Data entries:
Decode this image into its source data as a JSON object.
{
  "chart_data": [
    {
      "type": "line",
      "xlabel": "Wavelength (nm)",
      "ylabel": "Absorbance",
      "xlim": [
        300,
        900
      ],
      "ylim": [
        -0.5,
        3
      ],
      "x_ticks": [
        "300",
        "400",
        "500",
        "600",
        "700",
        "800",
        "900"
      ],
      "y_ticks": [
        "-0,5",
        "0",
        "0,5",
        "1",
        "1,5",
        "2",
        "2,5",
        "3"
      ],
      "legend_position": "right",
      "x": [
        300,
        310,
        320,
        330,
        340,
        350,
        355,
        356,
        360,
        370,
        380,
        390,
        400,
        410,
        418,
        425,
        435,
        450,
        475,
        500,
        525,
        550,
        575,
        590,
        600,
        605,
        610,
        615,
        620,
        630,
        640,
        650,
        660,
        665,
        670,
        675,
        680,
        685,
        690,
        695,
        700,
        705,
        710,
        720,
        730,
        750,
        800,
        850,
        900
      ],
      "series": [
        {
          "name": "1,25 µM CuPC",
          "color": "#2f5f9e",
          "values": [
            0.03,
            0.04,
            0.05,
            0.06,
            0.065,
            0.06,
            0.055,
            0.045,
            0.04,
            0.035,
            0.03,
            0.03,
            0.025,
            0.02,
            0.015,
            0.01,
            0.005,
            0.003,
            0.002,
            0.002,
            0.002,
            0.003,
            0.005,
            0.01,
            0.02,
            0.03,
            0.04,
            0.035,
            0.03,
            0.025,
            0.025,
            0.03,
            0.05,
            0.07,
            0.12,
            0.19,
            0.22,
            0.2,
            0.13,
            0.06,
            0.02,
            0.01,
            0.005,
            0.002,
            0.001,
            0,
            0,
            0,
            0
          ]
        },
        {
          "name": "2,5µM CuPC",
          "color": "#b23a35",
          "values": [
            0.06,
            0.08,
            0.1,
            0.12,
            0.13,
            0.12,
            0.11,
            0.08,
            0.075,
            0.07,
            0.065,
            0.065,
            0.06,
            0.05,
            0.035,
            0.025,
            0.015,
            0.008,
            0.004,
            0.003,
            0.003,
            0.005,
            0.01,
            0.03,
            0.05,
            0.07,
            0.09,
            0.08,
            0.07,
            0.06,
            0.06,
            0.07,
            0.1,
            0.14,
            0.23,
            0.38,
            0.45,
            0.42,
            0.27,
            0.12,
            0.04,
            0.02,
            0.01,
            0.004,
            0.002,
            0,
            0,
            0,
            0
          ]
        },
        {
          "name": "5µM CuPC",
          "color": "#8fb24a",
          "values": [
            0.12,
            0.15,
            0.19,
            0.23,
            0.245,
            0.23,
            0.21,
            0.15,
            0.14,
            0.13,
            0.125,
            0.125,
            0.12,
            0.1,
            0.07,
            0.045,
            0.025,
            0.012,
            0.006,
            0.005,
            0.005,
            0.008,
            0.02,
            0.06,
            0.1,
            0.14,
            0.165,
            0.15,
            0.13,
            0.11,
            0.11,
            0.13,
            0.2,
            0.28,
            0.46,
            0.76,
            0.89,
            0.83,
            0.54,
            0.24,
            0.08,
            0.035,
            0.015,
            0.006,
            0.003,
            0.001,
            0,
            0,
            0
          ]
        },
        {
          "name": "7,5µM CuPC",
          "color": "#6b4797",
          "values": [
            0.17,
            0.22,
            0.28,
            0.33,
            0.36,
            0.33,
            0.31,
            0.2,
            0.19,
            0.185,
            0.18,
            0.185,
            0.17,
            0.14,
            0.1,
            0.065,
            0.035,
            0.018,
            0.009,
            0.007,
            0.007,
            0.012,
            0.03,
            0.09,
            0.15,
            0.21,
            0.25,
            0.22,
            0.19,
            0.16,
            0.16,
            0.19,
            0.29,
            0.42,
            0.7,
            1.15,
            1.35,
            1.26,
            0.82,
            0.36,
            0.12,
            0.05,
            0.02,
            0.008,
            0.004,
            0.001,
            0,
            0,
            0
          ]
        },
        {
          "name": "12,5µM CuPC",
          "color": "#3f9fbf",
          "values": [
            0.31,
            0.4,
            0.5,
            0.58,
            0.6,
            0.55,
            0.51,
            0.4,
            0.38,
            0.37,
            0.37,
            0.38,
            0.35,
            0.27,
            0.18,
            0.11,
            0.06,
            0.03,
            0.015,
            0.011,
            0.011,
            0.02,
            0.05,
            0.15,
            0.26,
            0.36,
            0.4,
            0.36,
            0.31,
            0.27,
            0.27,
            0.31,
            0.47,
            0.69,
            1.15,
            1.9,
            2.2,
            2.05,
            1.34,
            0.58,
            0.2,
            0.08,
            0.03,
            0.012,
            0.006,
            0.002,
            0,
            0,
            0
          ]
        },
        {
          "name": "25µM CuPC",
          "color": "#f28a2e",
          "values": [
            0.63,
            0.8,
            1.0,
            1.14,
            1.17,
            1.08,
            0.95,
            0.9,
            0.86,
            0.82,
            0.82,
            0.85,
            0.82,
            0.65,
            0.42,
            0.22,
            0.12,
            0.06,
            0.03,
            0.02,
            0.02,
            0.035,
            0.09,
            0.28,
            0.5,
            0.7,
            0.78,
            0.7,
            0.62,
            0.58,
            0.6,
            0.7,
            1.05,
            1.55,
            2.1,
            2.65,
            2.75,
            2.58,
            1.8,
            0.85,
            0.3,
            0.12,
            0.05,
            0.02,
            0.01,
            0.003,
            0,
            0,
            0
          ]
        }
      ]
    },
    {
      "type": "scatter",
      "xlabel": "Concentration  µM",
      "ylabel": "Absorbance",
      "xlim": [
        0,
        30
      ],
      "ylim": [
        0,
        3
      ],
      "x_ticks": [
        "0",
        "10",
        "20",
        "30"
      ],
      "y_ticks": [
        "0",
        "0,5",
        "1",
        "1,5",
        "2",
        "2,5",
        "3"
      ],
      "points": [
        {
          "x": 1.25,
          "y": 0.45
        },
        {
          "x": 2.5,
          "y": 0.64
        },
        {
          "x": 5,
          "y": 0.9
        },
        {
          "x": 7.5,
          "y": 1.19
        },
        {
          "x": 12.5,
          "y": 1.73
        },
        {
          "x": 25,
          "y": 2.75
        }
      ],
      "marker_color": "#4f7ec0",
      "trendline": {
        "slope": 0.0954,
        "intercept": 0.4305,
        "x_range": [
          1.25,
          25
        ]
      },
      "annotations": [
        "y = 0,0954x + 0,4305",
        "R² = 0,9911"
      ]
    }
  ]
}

• PROBLEM TO WORK ON
From the entries above, copy every line where the word "name" shows up.

• TASK SOLUTION
          "name": "1,25 µM CuPC",
          "name": "2,5µM CuPC",
          "name": "5µM CuPC",
          "name": "7,5µM CuPC",
          "name": "12,5µM CuPC",
          "name": "25µM CuPC",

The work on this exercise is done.